### Problem to work on
Retype every entry in its entirety, without alteration.
________________
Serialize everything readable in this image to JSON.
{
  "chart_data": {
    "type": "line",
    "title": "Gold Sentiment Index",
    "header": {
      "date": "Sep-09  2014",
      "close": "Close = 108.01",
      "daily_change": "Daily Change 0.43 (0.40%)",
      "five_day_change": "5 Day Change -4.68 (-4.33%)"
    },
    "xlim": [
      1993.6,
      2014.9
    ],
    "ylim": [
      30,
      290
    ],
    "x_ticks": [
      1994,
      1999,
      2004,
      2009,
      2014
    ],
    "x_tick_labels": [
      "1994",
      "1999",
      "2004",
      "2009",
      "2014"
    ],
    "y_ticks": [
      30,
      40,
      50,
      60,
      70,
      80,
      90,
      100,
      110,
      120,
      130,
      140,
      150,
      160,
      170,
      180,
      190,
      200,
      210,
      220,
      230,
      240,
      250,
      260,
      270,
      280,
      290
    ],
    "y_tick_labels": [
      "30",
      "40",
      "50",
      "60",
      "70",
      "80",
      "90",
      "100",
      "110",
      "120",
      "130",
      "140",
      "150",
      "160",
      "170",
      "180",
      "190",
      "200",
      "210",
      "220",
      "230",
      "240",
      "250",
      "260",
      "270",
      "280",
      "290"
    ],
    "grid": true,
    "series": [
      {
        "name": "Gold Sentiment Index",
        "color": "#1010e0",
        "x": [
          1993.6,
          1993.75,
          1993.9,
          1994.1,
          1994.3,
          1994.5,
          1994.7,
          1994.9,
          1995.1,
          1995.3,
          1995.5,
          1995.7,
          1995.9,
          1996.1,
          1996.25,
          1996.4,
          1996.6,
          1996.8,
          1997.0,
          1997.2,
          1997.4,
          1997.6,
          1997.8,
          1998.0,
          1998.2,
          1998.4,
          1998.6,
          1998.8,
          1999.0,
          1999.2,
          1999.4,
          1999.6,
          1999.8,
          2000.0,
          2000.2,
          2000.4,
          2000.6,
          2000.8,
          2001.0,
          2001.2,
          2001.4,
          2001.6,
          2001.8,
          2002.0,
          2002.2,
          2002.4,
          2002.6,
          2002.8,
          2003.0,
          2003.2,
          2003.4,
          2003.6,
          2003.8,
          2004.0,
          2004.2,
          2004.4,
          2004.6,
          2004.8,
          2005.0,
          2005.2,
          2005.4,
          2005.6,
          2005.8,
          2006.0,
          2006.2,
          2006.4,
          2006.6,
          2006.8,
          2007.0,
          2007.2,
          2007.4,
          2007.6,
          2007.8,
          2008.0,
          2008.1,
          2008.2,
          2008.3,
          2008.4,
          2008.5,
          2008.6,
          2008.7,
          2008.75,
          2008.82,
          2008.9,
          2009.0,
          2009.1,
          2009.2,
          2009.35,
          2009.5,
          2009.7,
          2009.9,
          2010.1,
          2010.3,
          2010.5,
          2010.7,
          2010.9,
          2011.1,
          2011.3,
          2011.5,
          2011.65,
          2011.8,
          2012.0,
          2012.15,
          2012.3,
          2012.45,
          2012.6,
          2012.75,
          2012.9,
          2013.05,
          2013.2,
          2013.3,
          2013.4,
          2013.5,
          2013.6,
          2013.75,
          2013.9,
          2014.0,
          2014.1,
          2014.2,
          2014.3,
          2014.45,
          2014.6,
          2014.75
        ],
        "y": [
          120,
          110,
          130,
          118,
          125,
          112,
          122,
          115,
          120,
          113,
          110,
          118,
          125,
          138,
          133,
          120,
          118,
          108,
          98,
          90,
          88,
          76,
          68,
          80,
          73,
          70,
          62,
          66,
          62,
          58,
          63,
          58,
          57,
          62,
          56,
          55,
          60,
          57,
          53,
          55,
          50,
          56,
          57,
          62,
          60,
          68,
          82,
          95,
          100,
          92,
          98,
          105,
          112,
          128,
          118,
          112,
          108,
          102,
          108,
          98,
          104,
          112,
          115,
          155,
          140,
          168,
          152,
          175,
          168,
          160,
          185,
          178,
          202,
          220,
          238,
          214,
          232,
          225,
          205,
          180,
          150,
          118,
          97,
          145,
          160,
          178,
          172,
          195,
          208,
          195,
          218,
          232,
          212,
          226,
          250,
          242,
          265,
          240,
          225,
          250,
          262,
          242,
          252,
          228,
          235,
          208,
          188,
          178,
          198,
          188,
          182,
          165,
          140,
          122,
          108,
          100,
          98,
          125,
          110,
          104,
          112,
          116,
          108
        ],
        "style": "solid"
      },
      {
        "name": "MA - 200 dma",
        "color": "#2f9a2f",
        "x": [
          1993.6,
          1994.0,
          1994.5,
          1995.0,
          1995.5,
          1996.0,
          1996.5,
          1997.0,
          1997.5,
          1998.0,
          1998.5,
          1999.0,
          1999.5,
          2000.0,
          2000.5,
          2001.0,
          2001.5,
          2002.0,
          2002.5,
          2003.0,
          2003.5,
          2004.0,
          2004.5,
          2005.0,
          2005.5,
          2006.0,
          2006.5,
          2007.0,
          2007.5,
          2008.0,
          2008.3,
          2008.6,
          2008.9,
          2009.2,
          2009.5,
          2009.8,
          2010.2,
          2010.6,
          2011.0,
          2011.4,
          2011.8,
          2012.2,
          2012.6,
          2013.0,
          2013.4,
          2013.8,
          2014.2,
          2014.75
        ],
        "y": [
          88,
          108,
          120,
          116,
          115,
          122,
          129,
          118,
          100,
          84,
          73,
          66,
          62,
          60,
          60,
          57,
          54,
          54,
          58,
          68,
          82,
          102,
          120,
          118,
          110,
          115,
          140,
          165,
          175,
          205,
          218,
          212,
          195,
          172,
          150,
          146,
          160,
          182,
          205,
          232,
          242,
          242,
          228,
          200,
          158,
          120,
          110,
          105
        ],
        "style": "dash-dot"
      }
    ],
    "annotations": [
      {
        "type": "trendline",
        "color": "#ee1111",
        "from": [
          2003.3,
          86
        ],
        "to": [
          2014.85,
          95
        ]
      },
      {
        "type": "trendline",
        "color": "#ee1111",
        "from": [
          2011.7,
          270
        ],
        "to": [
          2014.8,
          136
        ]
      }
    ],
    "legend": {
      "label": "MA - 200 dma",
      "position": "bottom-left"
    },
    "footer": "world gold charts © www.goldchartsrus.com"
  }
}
________________
### Result of the exercise
Serialize everything readable in this image to JSON.
{
  "chart_data": {
    "type": "line",
    "title": "Gold Sentiment Index",
    "header": {
      "date": "Sep-09  2014",
      "close": "Close = 108.01",
      "daily_change": "Daily Change 0.43 (0.40%)",
      "five_day_change": "5 Day Change -4.68 (-4.33%)"
    },
    "xlim": [
      1993.6,
      2014.9
    ],
    "ylim": [
      30,
      290
    ],
    "x_ticks": [
      1994,
      1999,
      2004,
      2009,
      2014
    ],
    "x_tick_labels": [
      "1994",
      "1999",
      "2004",
      "2009",
      "2014"
    ],
    "y_ticks": [
      30,
      40,
      50,
      60,
      70,
      80,
      90,
      100,
      110,
      120,
      130,
      140,
      150,
      160,
      170,
      180,
      190,
      200,
      210,
      220,
      230,
      240,
      250,
      260,
      270,
      280,
      290
    ],
    "y_tick_labels": [
      "30",
      "40",
      "50",
      "60",
      "70",
      "80",
      "90",
      "100",
      "110",
      "120",
      "130",
      "140",
      "150",
      "160",
      "170",
      "180",
      "190",
      "200",
      "210",
      "220",
      "230",
      "240",
      "250",
      "260",
      "270",
      "280",
      "290"
    ],
    "grid": true,
    "series": [
      {
        "name": "Gold Sentiment Index",
        "color": "#1010e0",
        "x": [
          1993.6,
          1993.75,
          1993.9,
          1994.1,
          1994.3,
          1994.5,
          1994.7,
          1994.9,
          1995.1,
          1995.3,
          1995.5,
          1995.7,
          1995.9,
          1996.1,
          1996.25,
          1996.4,
          1996.6,
          1996.8,
          1997.0,
          1997.2,
          1997.4,
          1997.6,
          1997.8,
          1998.0,
          1998.2,
          1998.4,
          1998.6,
          1998.8,
          1999.0,
          1999.2,
          1999.4,
          1999.6,
          1999.8,
          2000.0,
          2000.2,
          2000.4,
          2000.6,
          2000.8,
          2001.0,
          2001.2,
          2001.4,
          2001.6,
          2001.8,
          2002.0,
          2002.2,
          2002.4,
          2002.6,
          2002.8,
          2003.0,
          2003.2,
          2003.4,
          2003.6,
          2003.8,
          2004.0,
          2004.2,
          2004.4,
          2004.6,
          2004.8,
          2005.0,
          2005.2,
          2005.4,
          2005.6,
          2005.8,
          2006.0,
          2006.2,
          2006.4,
          2006.6,
          2006.8,
          2007.0,
          2007.2,
          2007.4,
          2007.6,
          2007.8,
          2008.0,
          2008.1,
          2008.2,
          2008.3,
          2008.4,
          2008.5,
          2008.6,
          2008.7,
          2008.75,
          2008.82,
          2008.9,
          2009.0,
          2009.1,
          2009.2,
          2009.35,
          2009.5,
          2009.7,
          2009.9,
          2010.1,
          2010.3,
          2010.5,
          2010.7,
          2010.9,
          2011.1,
          2011.3,
          2011.5,
          2011.65,
          2011.8,
          2012.0,
          2012.15,
          2012.3,
          2012.45,
          2012.6,
          2012.75,
          2012.9,
          2013.05,
          2013.2,
          2013.3,
          2013.4,
          2013.5,
          2013.6,
          2013.75,
          2013.9,
          2014.0,
          2014.1,
          2014.2,
          2014.3,
          2014.45,
          2014.6,
          2014.75
        ],
        "y": [
          120,
          110,
          130,
          118,
          125,
          112,
          122,
          115,
          120,
          113,
          110,
          118,
          125,
          138,
          133,
          120,
          118,
          108,
          98,
          90,
          88,
          76,
          68,
          80,
          73,
          70,
          62,
          66,
          62,
          58,
          63,
          58,
          57,
          62,
          56,
          55,
          60,
          57,
          53,
          55,
          50,
          56,
          57,
          62,
          60,
          68,
          82,
          95,
          100,
          92,
          98,
          105,
          112,
          128,
          118,
          112,
          108,
          102,
          108,
          98,
          104,
          112,
          115,
          155,
          140,
          168,
          152,
          175,
          168,
          160,
          185,
          178,
          202,
          220,
          238,
          214,
          232,
          225,
          205,
          180,
          150,
          118,
          97,
          145,
          160,
          178,
          172,
          195,
          208,
          195,
          218,
          232,
          212,
          226,
          250,
          242,
          265,
          240,
          225,
          250,
          262,
          242,
          252,
          228,
          235,
          208,
          188,
          178,
          198,
          188,
          182,
          165,
          140,
          122,
          108,
          100,
          98,
          125,
          110,
          104,
          112,
          116,
          108
        ],
        "style": "solid"
      },
      {
        "name": "MA - 200 dma",
        "color": "#2f9a2f",
        "x": [
          1993.6,
          1994.0,
          1994.5,
          1995.0,
          1995.5,
          1996.0,
          1996.5,
          1997.0,
          1997.5,
          1998.0,
          1998.5,
          1999.0,
          1999.5,
          2000.0,
          2000.5,
          2001.0,
          2001.5,
          2002.0,
          2002.5,
          2003.0,
          2003.5,
          2004.0,
          2004.5,
          2005.0,
          2005.5,
          2006.0,
          2006.5,
          2007.0,
          2007.5,
          2008.0,
          2008.3,
          2008.6,
          2008.9,
          2009.2,
          2009.5,
          2009.8,
          2010.2,
          2010.6,
          2011.0,
          2011.4,
          2011.8,
          2012.2,
          2012.6,
          2013.0,
          2013.4,
          2013.8,
          2014.2,
          2014.75
        ],
        "y": [
          88,
          108,
          120,
          116,
          115,
          122,
          129,
          118,
          100,
          84,
          73,
          66,
          62,
          60,
          60,
          57,
          54,
          54,
          58,
          68,
          82,
          102,
          120,
          118,
          110,
          115,
          140,
          165,
          175,
          205,
          218,
          212,
          195,
          172,
          150,
          146,
          160,
          182,
          205,
          232,
          242,
          242,
          228,
          200,
          158,
          120,
          110,
          105
        ],
        "style": "dash-dot"
      }
    ],
    "annotations": [
      {
        "type": "trendline",
        "color": "#ee1111",
        "from": [
          2003.3,
          86
        ],
        "to": [
          2014.85,
          95
        ]
      },
      {
        "type": "trendline",
        "color": "#ee1111",
        "from": [
          2011.7,
          270
        ],
        "to": [
          2014.8,
          136
        ]
      }
    ],
    "legend": {
      "label": "MA - 200 dma",
      "position": "bottom-left"
    },
    "footer": "world gold charts © www.goldchartsrus.com"
  }
}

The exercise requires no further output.